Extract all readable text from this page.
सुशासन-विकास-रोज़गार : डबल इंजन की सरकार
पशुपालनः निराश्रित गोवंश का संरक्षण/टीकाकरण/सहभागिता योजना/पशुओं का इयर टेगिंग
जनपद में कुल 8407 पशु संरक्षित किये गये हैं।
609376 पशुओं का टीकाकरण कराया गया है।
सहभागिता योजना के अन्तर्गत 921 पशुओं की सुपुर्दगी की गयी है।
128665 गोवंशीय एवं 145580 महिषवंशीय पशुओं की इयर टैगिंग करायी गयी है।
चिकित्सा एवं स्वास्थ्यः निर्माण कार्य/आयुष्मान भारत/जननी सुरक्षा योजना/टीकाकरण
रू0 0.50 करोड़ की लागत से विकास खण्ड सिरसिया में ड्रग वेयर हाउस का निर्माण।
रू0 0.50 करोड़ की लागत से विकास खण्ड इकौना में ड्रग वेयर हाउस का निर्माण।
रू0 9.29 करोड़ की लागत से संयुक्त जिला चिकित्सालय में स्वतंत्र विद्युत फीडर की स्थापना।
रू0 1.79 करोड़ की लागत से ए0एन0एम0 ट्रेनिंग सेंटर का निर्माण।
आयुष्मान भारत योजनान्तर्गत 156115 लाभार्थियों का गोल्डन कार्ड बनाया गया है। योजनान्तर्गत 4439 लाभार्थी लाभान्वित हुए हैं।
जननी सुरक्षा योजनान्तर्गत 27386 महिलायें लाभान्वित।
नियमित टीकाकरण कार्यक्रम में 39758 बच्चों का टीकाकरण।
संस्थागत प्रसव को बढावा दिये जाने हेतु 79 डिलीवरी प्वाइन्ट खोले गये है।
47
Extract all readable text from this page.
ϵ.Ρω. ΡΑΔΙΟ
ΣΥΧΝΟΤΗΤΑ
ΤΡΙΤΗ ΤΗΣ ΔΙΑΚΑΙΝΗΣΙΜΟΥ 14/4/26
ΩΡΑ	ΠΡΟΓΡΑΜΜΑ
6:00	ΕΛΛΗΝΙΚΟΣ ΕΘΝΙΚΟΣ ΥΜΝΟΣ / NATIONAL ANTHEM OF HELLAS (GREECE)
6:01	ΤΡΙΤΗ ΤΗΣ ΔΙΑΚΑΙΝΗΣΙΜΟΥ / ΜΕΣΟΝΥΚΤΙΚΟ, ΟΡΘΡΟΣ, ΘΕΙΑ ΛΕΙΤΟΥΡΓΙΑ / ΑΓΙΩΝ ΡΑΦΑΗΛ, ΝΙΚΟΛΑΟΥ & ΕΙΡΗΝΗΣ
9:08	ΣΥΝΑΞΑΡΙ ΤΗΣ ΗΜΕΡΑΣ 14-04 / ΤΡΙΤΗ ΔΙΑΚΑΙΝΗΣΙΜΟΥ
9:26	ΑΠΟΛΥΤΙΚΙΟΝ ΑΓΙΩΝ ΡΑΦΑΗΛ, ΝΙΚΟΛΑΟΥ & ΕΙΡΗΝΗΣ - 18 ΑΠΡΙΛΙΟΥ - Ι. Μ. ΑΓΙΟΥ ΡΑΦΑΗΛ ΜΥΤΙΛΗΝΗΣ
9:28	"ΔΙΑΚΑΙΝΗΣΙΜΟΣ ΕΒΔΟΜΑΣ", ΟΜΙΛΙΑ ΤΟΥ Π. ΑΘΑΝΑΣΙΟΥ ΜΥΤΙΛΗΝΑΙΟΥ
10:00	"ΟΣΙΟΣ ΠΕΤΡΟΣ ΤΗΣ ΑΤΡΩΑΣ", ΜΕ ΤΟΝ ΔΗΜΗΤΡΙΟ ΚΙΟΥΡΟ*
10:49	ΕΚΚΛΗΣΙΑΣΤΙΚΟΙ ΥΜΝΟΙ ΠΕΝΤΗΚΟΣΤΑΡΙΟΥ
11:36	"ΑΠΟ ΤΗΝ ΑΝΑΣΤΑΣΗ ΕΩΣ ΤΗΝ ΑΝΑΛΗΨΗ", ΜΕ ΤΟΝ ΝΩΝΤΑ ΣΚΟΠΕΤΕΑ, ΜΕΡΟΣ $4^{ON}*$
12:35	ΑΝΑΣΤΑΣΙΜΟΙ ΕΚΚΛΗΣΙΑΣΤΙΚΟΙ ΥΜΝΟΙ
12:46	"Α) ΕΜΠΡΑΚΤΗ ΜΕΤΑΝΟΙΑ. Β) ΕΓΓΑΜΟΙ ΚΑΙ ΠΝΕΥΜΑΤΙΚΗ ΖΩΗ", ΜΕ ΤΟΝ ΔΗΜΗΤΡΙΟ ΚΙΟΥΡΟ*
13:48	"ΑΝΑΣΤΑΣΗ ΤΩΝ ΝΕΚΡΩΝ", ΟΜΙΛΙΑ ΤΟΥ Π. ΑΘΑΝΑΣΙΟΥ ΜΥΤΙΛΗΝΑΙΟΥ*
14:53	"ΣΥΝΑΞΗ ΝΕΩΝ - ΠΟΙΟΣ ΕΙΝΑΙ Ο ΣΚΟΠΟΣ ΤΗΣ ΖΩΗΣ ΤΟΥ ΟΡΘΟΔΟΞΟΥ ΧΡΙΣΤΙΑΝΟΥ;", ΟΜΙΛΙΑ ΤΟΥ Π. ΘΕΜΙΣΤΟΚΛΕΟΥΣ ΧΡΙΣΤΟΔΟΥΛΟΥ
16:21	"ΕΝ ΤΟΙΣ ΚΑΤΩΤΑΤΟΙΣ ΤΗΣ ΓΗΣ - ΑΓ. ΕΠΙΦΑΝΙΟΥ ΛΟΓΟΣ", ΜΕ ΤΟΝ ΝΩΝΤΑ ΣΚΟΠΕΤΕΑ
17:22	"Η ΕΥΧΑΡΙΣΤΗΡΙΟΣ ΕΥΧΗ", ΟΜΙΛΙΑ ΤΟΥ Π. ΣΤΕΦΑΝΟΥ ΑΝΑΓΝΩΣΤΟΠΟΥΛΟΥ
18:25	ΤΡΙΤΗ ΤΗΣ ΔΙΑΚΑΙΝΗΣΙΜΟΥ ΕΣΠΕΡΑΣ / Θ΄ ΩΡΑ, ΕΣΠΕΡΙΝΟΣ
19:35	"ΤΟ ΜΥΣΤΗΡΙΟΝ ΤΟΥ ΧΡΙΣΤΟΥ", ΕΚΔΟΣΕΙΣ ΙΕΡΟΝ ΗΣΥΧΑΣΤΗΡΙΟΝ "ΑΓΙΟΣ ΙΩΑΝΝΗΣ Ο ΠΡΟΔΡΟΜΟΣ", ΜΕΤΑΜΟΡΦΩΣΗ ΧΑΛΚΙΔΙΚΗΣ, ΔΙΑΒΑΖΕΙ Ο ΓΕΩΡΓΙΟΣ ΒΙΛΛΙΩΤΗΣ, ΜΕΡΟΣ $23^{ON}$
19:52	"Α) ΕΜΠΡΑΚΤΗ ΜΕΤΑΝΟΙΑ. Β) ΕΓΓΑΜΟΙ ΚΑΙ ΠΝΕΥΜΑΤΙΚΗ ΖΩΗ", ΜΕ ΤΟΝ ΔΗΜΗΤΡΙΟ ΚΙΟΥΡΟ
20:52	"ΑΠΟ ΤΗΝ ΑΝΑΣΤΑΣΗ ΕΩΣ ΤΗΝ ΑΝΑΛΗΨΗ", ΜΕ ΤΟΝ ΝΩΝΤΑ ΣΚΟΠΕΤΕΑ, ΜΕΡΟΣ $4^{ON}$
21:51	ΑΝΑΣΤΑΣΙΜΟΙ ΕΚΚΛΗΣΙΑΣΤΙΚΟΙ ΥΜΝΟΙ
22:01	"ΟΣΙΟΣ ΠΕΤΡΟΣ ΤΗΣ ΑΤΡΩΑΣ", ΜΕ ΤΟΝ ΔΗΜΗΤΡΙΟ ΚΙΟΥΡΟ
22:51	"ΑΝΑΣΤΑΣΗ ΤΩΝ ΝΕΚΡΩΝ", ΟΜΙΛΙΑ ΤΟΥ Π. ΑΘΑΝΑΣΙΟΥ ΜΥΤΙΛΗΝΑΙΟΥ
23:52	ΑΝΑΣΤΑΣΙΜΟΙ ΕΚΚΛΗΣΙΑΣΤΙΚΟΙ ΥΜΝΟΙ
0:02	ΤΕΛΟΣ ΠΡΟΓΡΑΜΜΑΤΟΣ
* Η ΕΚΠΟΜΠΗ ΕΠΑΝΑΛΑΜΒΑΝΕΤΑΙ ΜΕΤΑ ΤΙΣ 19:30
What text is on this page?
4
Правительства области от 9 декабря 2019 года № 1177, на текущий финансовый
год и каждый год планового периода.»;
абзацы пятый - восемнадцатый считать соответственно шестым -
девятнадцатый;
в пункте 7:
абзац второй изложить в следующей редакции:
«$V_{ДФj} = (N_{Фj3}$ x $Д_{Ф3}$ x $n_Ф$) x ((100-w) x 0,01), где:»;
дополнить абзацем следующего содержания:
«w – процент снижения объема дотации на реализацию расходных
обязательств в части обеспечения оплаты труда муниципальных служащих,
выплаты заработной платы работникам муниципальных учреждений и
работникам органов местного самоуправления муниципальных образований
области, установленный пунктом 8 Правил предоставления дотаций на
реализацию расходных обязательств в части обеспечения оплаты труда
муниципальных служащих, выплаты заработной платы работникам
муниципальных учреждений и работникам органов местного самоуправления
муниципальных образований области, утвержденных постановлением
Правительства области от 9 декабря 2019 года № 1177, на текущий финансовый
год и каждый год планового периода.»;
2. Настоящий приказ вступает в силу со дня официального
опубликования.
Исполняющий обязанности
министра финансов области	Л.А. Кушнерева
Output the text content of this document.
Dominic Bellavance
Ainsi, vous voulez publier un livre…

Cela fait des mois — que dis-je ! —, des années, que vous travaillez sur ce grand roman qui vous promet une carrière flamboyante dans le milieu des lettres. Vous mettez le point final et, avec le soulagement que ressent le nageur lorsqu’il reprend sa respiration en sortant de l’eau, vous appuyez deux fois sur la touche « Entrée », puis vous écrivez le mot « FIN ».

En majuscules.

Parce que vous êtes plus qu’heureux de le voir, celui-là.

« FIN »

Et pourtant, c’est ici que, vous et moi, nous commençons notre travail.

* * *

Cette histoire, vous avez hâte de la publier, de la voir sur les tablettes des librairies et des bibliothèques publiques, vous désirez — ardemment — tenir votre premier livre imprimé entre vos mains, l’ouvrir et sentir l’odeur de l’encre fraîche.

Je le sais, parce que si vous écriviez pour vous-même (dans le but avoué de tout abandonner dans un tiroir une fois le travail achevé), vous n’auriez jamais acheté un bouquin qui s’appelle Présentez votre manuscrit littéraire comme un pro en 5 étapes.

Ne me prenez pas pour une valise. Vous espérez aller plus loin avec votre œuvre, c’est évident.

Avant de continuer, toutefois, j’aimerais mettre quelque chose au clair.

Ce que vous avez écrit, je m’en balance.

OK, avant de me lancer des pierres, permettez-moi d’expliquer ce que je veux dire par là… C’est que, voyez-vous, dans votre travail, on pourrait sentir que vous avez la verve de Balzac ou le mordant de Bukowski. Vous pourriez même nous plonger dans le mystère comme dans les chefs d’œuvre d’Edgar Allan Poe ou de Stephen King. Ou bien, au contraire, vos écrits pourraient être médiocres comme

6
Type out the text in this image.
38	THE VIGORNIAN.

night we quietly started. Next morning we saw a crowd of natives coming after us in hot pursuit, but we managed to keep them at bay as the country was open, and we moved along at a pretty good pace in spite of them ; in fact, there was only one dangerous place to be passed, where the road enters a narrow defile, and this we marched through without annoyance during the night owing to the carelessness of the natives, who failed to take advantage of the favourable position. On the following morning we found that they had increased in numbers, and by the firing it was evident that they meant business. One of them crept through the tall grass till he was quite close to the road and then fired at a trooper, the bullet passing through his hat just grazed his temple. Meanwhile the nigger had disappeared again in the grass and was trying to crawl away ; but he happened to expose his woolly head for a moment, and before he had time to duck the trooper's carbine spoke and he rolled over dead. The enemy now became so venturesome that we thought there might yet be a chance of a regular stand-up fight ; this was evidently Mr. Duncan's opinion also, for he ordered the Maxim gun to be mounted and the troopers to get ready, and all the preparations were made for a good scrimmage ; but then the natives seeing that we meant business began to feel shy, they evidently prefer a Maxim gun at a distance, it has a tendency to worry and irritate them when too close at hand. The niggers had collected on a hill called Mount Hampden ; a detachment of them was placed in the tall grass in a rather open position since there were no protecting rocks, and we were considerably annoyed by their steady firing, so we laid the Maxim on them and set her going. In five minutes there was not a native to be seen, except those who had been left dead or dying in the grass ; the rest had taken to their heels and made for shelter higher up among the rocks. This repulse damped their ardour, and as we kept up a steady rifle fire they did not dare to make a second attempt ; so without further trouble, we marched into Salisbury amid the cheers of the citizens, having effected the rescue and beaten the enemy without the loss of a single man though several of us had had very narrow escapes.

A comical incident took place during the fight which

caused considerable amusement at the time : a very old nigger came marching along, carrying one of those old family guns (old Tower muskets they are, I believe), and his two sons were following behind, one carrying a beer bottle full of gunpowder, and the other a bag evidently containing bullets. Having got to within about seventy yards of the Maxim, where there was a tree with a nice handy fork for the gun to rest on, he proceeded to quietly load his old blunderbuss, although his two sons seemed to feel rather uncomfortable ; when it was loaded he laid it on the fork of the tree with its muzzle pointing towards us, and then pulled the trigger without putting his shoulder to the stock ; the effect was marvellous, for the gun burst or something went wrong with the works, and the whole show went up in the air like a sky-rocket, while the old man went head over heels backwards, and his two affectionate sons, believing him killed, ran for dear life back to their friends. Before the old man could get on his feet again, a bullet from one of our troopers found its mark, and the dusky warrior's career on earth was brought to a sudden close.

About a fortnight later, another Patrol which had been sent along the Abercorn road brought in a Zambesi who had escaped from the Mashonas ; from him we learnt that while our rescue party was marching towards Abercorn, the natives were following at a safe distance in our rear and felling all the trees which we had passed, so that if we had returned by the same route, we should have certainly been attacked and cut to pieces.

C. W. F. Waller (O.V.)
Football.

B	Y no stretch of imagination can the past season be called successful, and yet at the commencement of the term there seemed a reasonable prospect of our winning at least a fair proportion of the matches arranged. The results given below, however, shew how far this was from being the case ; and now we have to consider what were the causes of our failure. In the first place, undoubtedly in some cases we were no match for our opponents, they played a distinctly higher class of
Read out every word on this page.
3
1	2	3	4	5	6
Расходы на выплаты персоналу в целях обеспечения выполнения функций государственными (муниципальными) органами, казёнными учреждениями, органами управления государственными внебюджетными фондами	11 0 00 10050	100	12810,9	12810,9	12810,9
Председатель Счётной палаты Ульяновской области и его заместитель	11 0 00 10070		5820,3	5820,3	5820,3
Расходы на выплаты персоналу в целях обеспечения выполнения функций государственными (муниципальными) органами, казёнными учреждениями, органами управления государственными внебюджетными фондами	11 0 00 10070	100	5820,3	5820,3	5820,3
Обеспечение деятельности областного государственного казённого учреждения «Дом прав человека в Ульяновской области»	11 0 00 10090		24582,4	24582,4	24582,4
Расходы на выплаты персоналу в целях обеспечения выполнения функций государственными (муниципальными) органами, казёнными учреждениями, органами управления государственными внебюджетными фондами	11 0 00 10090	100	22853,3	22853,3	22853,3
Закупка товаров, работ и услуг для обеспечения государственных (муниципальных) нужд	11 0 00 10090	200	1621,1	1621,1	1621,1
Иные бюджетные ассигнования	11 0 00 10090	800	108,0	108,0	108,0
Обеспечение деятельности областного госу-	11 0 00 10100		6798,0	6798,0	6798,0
+-------+
Goal -> Only a number is wanted: how many lines of the material above hold "органов"?

Expected output -> 2